Stored data
===

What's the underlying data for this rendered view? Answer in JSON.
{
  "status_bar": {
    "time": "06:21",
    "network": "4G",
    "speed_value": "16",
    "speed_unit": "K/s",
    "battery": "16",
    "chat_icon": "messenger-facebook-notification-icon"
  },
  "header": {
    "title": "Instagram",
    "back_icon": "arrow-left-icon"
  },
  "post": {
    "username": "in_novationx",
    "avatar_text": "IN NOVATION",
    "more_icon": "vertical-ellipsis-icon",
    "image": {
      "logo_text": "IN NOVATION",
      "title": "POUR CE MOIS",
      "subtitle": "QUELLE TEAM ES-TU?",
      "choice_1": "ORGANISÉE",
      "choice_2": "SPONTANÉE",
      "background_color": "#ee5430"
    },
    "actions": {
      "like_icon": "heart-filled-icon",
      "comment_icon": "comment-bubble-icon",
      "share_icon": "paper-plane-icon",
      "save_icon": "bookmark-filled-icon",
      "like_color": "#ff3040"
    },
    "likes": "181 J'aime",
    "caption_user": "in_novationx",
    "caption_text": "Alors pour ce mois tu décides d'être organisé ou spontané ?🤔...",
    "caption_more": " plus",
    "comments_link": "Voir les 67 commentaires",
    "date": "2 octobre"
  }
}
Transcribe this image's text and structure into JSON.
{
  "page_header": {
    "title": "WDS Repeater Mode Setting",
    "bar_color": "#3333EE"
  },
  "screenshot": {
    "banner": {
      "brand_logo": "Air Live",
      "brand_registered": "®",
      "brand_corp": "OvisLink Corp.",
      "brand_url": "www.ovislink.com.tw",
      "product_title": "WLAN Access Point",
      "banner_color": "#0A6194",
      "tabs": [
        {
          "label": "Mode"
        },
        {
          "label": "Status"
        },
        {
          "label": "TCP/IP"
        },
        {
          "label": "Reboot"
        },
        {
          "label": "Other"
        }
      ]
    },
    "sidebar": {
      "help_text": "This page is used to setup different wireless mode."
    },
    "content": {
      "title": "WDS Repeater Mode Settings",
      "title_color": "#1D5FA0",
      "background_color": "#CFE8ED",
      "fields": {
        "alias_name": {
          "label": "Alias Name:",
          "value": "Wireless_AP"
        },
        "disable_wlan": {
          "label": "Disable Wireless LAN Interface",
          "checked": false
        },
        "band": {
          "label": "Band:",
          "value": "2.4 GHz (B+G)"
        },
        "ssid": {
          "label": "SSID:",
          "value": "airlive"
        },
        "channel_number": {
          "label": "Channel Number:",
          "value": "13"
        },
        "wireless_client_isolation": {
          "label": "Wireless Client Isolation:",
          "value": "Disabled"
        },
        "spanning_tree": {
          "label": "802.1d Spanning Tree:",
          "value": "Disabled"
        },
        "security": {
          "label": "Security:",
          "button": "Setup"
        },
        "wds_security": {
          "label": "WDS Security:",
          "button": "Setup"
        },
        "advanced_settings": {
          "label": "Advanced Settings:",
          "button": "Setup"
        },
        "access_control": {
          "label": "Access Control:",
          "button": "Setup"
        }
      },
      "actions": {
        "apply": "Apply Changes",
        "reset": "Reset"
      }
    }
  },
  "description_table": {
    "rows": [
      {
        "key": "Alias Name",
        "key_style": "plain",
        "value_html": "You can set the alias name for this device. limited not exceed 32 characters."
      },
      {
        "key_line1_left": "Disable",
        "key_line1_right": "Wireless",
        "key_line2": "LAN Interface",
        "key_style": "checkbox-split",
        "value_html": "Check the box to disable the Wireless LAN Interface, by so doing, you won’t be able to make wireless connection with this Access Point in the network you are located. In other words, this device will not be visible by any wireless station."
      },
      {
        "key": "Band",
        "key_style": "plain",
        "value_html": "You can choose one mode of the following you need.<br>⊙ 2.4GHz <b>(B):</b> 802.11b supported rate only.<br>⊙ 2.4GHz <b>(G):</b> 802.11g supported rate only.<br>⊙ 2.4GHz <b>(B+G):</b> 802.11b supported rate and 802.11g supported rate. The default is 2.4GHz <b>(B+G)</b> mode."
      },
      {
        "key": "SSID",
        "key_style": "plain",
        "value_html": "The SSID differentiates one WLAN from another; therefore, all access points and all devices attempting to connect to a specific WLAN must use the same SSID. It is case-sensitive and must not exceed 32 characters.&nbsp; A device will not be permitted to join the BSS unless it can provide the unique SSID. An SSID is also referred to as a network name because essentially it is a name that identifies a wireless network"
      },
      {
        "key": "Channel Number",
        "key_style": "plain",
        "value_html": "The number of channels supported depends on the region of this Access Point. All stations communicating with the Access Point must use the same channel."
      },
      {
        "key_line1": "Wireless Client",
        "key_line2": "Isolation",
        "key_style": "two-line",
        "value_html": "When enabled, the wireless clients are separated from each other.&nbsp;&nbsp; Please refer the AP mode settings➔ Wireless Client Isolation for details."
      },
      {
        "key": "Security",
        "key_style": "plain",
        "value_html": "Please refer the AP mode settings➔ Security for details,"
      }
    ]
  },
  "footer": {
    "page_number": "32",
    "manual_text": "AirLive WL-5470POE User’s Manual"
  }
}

===

# [Task statement]
Copy whichever lines in the listing above contain the word "filled".

# [Task solution]
      "like_icon": "heart-filled-icon",
      "save_icon": "bookmark-filled-icon",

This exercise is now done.